● TASK
Retype the records below exactly as they appear.

● MATERIAL FOR THE TASK
===============

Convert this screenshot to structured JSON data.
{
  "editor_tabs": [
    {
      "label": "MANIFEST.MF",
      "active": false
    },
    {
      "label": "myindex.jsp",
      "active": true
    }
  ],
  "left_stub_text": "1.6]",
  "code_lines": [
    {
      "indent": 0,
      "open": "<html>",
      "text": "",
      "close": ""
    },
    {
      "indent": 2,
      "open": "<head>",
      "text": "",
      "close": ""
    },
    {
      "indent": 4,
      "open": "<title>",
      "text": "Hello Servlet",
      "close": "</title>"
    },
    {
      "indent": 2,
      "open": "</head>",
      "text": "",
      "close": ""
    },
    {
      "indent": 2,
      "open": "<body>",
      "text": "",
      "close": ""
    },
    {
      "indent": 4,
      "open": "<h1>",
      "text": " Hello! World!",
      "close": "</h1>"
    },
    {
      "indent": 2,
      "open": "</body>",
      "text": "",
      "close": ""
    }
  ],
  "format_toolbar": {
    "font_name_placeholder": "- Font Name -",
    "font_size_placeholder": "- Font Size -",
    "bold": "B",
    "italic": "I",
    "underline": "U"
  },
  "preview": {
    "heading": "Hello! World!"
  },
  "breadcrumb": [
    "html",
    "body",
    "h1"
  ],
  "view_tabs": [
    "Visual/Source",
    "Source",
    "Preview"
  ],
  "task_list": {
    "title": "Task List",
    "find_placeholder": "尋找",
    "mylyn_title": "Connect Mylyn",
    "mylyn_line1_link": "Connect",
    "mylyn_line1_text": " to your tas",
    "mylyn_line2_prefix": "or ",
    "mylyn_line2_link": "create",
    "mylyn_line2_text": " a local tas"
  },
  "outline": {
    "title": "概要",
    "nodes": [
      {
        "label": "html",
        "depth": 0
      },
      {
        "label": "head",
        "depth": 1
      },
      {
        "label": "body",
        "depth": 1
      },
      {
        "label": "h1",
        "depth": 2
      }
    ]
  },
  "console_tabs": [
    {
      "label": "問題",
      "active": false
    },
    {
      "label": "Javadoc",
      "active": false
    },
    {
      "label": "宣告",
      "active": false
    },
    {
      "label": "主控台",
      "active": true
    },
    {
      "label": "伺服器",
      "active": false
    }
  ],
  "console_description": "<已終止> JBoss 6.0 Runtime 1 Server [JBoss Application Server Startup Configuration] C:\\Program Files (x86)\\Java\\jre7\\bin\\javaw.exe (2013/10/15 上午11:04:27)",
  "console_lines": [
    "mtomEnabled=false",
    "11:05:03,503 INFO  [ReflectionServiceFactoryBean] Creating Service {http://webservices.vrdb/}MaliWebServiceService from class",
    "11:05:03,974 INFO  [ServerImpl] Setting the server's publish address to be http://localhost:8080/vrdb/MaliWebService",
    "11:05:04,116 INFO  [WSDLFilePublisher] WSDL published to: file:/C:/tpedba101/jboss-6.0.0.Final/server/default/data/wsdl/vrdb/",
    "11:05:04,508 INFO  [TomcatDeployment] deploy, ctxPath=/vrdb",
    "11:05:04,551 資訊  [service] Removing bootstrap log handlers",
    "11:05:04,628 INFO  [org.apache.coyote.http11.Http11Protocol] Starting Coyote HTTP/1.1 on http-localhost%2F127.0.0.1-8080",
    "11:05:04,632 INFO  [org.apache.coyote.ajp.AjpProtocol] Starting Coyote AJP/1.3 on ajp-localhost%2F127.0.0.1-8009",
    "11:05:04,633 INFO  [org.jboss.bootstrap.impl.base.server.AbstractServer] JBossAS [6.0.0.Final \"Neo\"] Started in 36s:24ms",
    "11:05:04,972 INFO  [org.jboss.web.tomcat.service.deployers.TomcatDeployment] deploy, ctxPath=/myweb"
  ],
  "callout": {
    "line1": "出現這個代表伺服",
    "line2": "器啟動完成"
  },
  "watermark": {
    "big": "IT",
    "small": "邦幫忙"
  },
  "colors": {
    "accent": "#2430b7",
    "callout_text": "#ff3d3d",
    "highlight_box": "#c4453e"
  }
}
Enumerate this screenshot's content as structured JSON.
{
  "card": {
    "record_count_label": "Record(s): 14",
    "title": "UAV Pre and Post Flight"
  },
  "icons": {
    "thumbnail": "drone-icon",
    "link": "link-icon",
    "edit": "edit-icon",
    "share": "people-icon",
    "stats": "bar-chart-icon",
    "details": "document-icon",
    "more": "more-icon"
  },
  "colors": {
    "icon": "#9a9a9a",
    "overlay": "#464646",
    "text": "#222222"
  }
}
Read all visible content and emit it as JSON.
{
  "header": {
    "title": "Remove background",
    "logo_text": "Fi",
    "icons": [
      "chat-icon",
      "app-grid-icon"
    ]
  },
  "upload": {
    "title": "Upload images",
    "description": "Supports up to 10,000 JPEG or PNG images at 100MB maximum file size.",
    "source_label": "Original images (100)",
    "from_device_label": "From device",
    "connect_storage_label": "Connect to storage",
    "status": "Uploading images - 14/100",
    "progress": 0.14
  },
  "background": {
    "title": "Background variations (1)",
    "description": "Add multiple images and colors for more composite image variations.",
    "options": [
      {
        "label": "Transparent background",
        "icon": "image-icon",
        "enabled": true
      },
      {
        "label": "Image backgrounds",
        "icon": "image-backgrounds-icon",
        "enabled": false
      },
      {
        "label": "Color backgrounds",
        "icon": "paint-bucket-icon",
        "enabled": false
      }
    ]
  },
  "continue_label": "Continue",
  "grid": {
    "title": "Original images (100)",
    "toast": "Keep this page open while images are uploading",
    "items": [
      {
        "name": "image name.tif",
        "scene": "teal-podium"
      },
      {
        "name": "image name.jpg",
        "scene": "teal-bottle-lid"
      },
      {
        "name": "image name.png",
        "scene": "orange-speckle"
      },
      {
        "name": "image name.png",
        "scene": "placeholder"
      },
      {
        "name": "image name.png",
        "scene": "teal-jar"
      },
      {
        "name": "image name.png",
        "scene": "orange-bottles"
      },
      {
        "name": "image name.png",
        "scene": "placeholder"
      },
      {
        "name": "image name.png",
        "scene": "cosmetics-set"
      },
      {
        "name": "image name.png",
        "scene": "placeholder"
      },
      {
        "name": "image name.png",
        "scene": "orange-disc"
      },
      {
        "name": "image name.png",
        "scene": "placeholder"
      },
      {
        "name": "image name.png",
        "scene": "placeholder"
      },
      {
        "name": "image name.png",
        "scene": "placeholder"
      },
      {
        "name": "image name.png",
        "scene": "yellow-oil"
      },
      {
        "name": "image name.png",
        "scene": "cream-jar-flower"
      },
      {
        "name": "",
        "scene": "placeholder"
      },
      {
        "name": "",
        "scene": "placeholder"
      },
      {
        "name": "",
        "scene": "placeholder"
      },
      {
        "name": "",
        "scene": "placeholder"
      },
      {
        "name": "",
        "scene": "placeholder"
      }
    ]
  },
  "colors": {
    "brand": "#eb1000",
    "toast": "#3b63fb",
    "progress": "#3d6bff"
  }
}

===============

● ANSWER TO THIS EXERCISE
Convert this screenshot to structured JSON data.
{
  "editor_tabs": [
    {
      "label": "MANIFEST.MF",
      "active": false
    },
    {
      "label": "myindex.jsp",
      "active": true
    }
  ],
  "left_stub_text": "1.6]",
  "code_lines": [
    {
      "indent": 0,
      "open": "<html>",
      "text": "",
      "close": ""
    },
    {
      "indent": 2,
      "open": "<head>",
      "text": "",
      "close": ""
    },
    {
      "indent": 4,
      "open": "<title>",
      "text": "Hello Servlet",
      "close": "</title>"
    },
    {
      "indent": 2,
      "open": "</head>",
      "text": "",
      "close": ""
    },
    {
      "indent": 2,
      "open": "<body>",
      "text": "",
      "close": ""
    },
    {
      "indent": 4,
      "open": "<h1>",
      "text": " Hello! World!",
      "close": "</h1>"
    },
    {
      "indent": 2,
      "open": "</body>",
      "text": "",
      "close": ""
    }
  ],
  "format_toolbar": {
    "font_name_placeholder": "- Font Name -",
    "font_size_placeholder": "- Font Size -",
    "bold": "B",
    "italic": "I",
    "underline": "U"
  },
  "preview": {
    "heading": "Hello! World!"
  },
  "breadcrumb": [
    "html",
    "body",
    "h1"
  ],
  "view_tabs": [
    "Visual/Source",
    "Source",
    "Preview"
  ],
  "task_list": {
    "title": "Task List",
    "find_placeholder": "尋找",
    "mylyn_title": "Connect Mylyn",
    "mylyn_line1_link": "Connect",
    "mylyn_line1_text": " to your tas",
    "mylyn_line2_prefix": "or ",
    "mylyn_line2_link": "create",
    "mylyn_line2_text": " a local tas"
  },
  "outline": {
    "title": "概要",
    "nodes": [
      {
        "label": "html",
        "depth": 0
      },
      {
        "label": "head",
        "depth": 1
      },
      {
        "label": "body",
        "depth": 1
      },
      {
        "label": "h1",
        "depth": 2
      }
    ]
  },
  "console_tabs": [
    {
      "label": "問題",
      "active": false
    },
    {
      "label": "Javadoc",
      "active": false
    },
    {
      "label": "宣告",
      "active": false
    },
    {
      "label": "主控台",
      "active": true
    },
    {
      "label": "伺服器",
      "active": false
    }
  ],
  "console_description": "<已終止> JBoss 6.0 Runtime 1 Server [JBoss Application Server Startup Configuration] C:\\Program Files (x86)\\Java\\jre7\\bin\\javaw.exe (2013/10/15 上午11:04:27)",
  "console_lines": [
    "mtomEnabled=false",
    "11:05:03,503 INFO  [ReflectionServiceFactoryBean] Creating Service {http://webservices.vrdb/}MaliWebServiceService from class",
    "11:05:03,974 INFO  [ServerImpl] Setting the server's publish address to be http://localhost:8080/vrdb/MaliWebService",
    "11:05:04,116 INFO  [WSDLFilePublisher] WSDL published to: file:/C:/tpedba101/jboss-6.0.0.Final/server/default/data/wsdl/vrdb/",
    "11:05:04,508 INFO  [TomcatDeployment] deploy, ctxPath=/vrdb",
    "11:05:04,551 資訊  [service] Removing bootstrap log handlers",
    "11:05:04,628 INFO  [org.apache.coyote.http11.Http11Protocol] Starting Coyote HTTP/1.1 on http-localhost%2F127.0.0.1-8080",
    "11:05:04,632 INFO  [org.apache.coyote.ajp.AjpProtocol] Starting Coyote AJP/1.3 on ajp-localhost%2F127.0.0.1-8009",
    "11:05:04,633 INFO  [org.jboss.bootstrap.impl.base.server.AbstractServer] JBossAS [6.0.0.Final \"Neo\"] Started in 36s:24ms",
    "11:05:04,972 INFO  [org.jboss.web.tomcat.service.deployers.TomcatDeployment] deploy, ctxPath=/myweb"
  ],
  "callout": {
    "line1": "出現這個代表伺服",
    "line2": "器啟動完成"
  },
  "watermark": {
    "big": "IT",
    "small": "邦幫忙"
  },
  "colors": {
    "accent": "#2430b7",
    "callout_text": "#ff3d3d",
    "highlight_box": "#c4453e"
  }
}
Enumerate this screenshot's content as structured JSON.
{
  "card": {
    "record_count_label": "Record(s): 14",
    "title": "UAV Pre and Post Flight"
  },
  "icons": {
    "thumbnail": "drone-icon",
    "link": "link-icon",
    "edit": "edit-icon",
    "share": "people-icon",
    "stats": "bar-chart-icon",
    "details": "document-icon",
    "more": "more-icon"
  },
  "colors": {
    "icon": "#9a9a9a",
    "overlay": "#464646",
    "text": "#222222"
  }
}
Read all visible content and emit it as JSON.
{
  "header": {
    "title": "Remove background",
    "logo_text": "Fi",
    "icons": [
      "chat-icon",
      "app-grid-icon"
    ]
  },
  "upload": {
    "title": "Upload images",
    "description": "Supports up to 10,000 JPEG or PNG images at 100MB maximum file size.",
    "source_label": "Original images (100)",
    "from_device_label": "From device",
    "connect_storage_label": "Connect to storage",
    "status": "Uploading images - 14/100",
    "progress": 0.14
  },
  "background": {
    "title": "Background variations (1)",
    "description": "Add multiple images and colors for more composite image variations.",
    "options": [
      {
        "label": "Transparent background",
        "icon": "image-icon",
        "enabled": true
      },
      {
        "label": "Image backgrounds",
        "icon": "image-backgrounds-icon",
        "enabled": false
      },
      {
        "label": "Color backgrounds",
        "icon": "paint-bucket-icon",
        "enabled": false
      }
    ]
  },
  "continue_label": "Continue",
  "grid": {
    "title": "Original images (100)",
    "toast": "Keep this page open while images are uploading",
    "items": [
      {
        "name": "image name.tif",
        "scene": "teal-podium"
      },
      {
        "name": "image name.jpg",
        "scene": "teal-bottle-lid"
      },
      {
        "name": "image name.png",
        "scene": "orange-speckle"
      },
      {
        "name": "image name.png",
        "scene": "placeholder"
      },
      {
        "name": "image name.png",
        "scene": "teal-jar"
      },
      {
        "name": "image name.png",
        "scene": "orange-bottles"
      },
      {
        "name": "image name.png",
        "scene": "placeholder"
      },
      {
        "name": "image name.png",
        "scene": "cosmetics-set"
      },
      {
        "name": "image name.png",
        "scene": "placeholder"
      },
      {
        "name": "image name.png",
        "scene": "orange-disc"
      },
      {
        "name": "image name.png",
        "scene": "placeholder"
      },
      {
        "name": "image name.png",
        "scene": "placeholder"
      },
      {
        "name": "image name.png",
        "scene": "placeholder"
      },
      {
        "name": "image name.png",
        "scene": "yellow-oil"
      },
      {
        "name": "image name.png",
        "scene": "cream-jar-flower"
      },
      {
        "name": "",
        "scene": "placeholder"
      },
      {
        "name": "",
        "scene": "placeholder"
      },
      {
        "name": "",
        "scene": "placeholder"
      },
      {
        "name": "",
        "scene": "placeholder"
      },
      {
        "name": "",
        "scene": "placeholder"
      }
    ]
  },
  "colors": {
    "brand": "#eb1000",
    "toast": "#3b63fb",
    "progress": "#3d6bff"
  }
}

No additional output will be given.